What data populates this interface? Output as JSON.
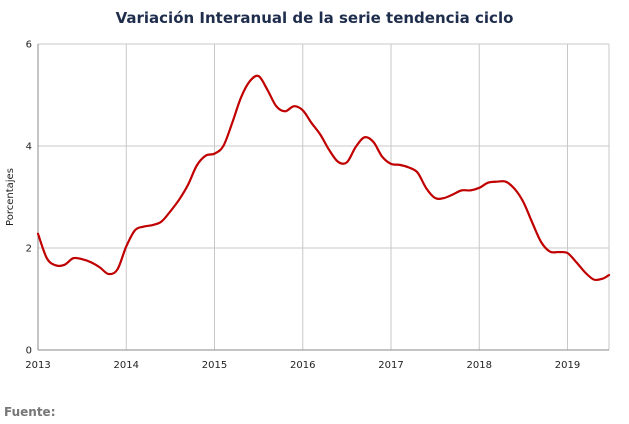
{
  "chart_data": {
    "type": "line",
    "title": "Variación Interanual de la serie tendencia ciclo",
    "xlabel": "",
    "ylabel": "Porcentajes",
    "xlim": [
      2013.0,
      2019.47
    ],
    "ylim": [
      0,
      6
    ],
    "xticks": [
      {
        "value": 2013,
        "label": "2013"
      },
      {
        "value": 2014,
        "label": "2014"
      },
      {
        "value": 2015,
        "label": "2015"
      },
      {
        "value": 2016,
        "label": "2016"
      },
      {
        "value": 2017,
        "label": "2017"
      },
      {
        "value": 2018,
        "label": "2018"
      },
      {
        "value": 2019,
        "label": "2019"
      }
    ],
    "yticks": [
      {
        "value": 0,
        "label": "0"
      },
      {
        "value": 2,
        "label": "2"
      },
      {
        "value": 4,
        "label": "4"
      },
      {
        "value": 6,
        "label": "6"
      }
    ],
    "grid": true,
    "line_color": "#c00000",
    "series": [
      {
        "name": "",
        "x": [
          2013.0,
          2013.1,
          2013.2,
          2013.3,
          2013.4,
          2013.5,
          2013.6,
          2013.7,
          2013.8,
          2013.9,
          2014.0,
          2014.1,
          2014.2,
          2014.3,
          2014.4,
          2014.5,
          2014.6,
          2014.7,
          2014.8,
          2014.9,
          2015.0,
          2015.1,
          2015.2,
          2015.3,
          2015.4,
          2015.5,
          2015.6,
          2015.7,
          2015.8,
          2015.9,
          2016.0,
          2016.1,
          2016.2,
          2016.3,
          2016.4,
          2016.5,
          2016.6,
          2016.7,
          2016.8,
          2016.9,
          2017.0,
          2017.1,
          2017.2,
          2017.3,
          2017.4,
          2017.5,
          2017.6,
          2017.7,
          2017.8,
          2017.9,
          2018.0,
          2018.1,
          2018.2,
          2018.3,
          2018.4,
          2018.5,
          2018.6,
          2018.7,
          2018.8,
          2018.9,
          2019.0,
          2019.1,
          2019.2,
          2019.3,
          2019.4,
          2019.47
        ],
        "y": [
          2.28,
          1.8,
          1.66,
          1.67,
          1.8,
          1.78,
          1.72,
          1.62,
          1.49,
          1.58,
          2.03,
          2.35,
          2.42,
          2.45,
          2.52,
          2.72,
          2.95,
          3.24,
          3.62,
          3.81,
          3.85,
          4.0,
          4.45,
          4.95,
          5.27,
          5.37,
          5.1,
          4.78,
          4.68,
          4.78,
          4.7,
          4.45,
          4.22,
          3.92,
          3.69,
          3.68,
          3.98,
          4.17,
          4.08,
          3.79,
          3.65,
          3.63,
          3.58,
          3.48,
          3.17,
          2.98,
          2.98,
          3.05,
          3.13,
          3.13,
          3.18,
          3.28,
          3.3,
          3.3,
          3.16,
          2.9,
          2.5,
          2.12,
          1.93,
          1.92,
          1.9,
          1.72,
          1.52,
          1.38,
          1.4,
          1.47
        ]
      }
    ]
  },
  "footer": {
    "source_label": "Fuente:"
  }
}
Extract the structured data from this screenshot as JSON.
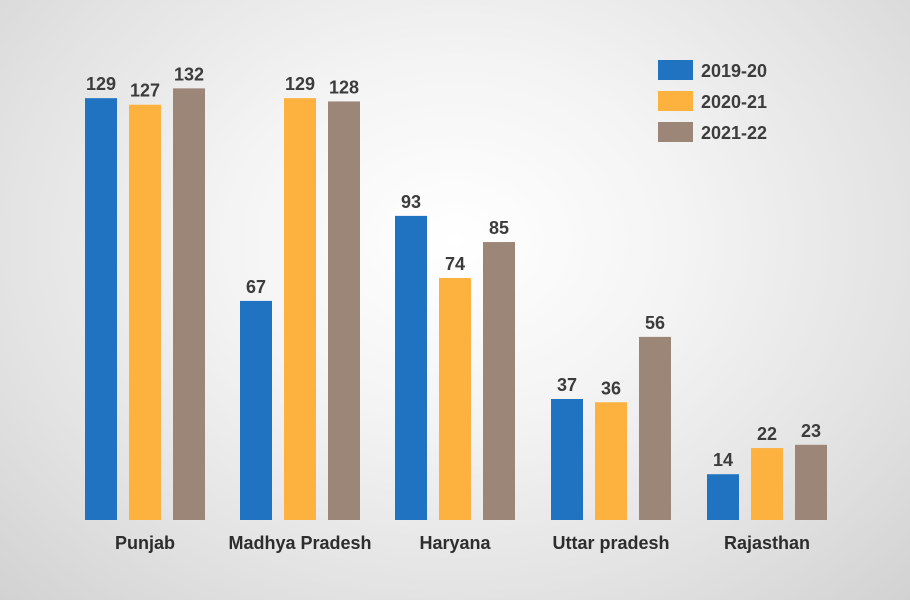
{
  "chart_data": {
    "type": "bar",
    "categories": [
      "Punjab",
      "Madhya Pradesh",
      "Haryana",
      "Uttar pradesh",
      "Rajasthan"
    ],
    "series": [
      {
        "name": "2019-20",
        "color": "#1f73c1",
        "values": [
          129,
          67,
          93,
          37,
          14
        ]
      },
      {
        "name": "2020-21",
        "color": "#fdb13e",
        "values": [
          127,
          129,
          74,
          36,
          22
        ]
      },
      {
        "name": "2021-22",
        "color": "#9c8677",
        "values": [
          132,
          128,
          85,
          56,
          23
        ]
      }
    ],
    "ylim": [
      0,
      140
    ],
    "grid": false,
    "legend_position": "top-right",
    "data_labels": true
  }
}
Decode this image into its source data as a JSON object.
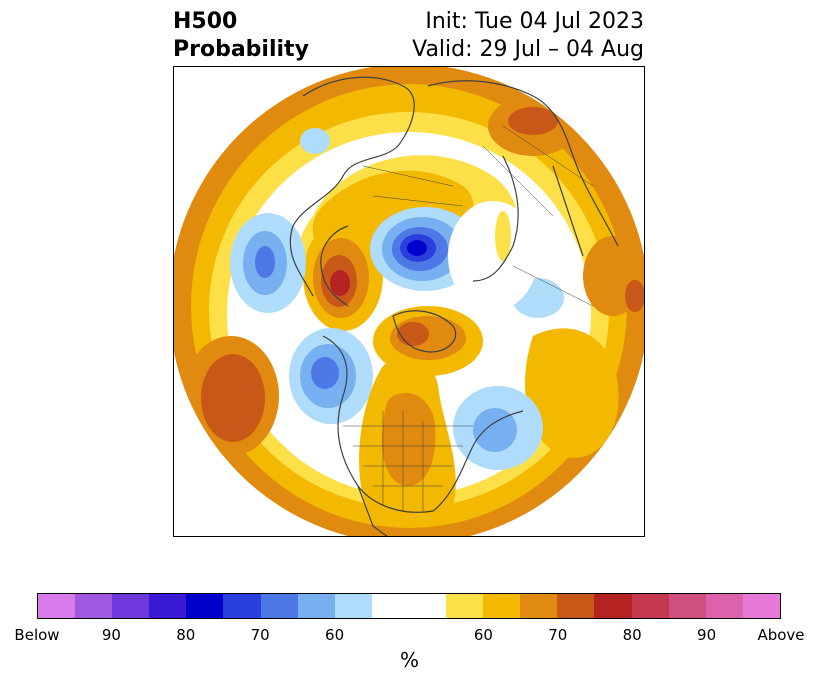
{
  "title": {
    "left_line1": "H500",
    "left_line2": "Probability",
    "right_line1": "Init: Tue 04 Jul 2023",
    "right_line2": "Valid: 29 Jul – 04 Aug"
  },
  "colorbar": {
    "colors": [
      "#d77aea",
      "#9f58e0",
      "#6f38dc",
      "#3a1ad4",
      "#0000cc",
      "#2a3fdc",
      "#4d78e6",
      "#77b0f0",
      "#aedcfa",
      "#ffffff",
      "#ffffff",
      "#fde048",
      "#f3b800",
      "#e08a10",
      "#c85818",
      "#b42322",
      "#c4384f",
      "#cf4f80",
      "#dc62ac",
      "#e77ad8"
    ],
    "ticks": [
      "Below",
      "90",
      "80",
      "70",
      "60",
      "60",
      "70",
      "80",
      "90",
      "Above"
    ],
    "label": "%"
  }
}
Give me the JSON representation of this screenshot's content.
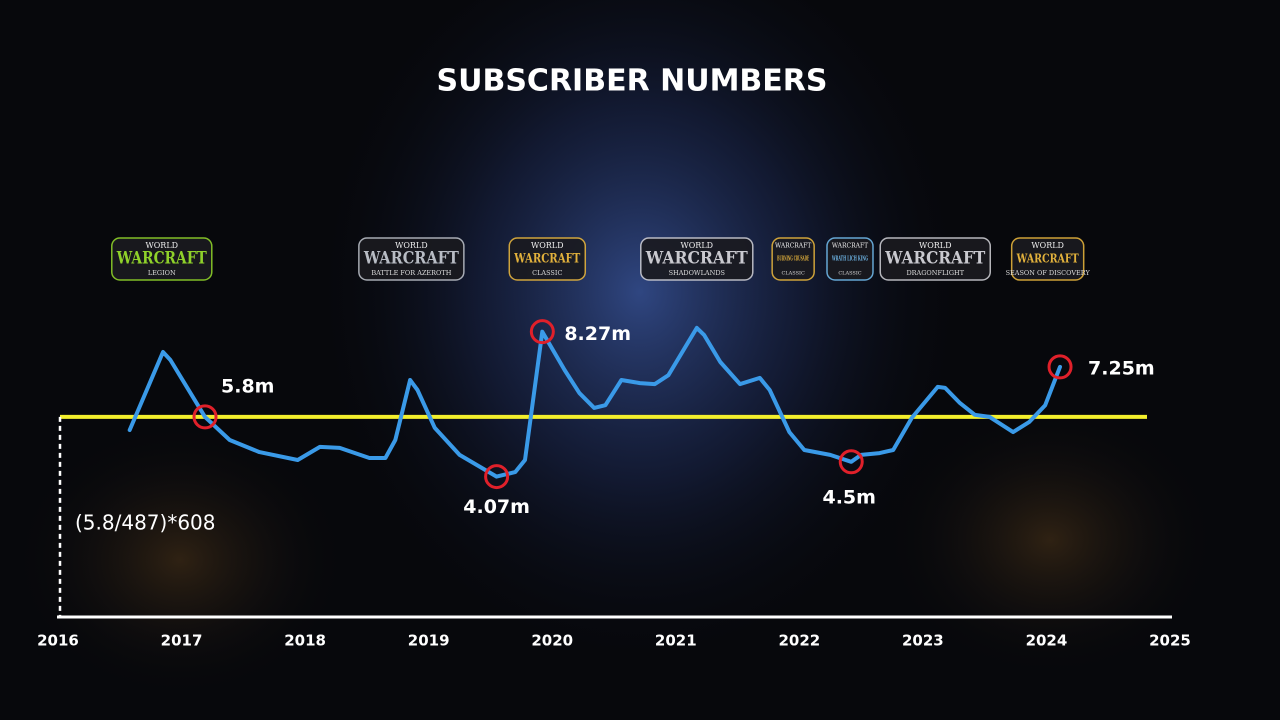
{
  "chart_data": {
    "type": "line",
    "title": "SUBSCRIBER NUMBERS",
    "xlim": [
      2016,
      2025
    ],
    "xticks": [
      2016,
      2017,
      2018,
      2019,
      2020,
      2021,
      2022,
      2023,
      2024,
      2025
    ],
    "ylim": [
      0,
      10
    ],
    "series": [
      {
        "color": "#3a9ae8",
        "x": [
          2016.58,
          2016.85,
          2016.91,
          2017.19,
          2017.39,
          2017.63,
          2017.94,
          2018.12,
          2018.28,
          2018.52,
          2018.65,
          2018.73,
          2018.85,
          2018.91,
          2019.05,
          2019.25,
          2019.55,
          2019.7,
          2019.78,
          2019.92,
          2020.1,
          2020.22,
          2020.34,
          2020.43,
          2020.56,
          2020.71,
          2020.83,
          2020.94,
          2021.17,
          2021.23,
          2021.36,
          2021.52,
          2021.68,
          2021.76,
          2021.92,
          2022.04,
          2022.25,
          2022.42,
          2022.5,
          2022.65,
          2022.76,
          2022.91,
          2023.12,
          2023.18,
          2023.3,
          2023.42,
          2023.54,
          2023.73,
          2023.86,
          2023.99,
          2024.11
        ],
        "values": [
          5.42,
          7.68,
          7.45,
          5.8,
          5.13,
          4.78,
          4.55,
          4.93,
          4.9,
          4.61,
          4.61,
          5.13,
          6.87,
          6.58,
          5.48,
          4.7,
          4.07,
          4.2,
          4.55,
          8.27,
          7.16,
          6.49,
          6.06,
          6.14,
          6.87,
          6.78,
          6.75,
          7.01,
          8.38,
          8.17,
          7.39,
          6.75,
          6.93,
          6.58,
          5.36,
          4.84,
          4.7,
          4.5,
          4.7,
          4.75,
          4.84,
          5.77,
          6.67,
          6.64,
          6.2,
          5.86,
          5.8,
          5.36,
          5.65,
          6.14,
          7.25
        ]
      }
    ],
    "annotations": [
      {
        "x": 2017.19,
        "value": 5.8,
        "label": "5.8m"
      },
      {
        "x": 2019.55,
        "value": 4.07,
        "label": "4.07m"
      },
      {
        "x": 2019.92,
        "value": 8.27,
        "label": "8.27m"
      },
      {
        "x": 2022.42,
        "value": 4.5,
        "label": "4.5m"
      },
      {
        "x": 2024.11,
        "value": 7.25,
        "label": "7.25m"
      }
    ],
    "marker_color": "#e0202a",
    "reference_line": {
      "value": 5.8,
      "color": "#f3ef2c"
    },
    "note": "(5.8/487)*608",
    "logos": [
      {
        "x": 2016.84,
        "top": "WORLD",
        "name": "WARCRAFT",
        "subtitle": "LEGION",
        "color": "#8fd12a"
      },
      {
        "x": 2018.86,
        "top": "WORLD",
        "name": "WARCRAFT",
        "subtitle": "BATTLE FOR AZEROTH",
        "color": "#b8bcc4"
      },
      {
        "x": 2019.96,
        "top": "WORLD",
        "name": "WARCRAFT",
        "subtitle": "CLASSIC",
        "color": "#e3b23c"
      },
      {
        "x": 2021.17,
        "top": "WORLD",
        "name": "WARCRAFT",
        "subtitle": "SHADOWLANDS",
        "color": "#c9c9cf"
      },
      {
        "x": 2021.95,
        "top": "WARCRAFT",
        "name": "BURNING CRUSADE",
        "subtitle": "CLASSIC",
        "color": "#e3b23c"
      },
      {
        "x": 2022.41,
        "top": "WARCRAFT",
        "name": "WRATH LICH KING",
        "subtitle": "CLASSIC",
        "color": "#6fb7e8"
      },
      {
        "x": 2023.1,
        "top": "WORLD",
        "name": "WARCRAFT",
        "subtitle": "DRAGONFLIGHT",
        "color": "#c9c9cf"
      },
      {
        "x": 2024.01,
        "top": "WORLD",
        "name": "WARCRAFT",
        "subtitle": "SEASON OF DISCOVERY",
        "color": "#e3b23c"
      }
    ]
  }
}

▬▬▬

**SHORT EXERCISE:** How many of the lines above include the string "screenshot"? Answer with the number only.

**ANSWER TO THIS PROBLEM:** 2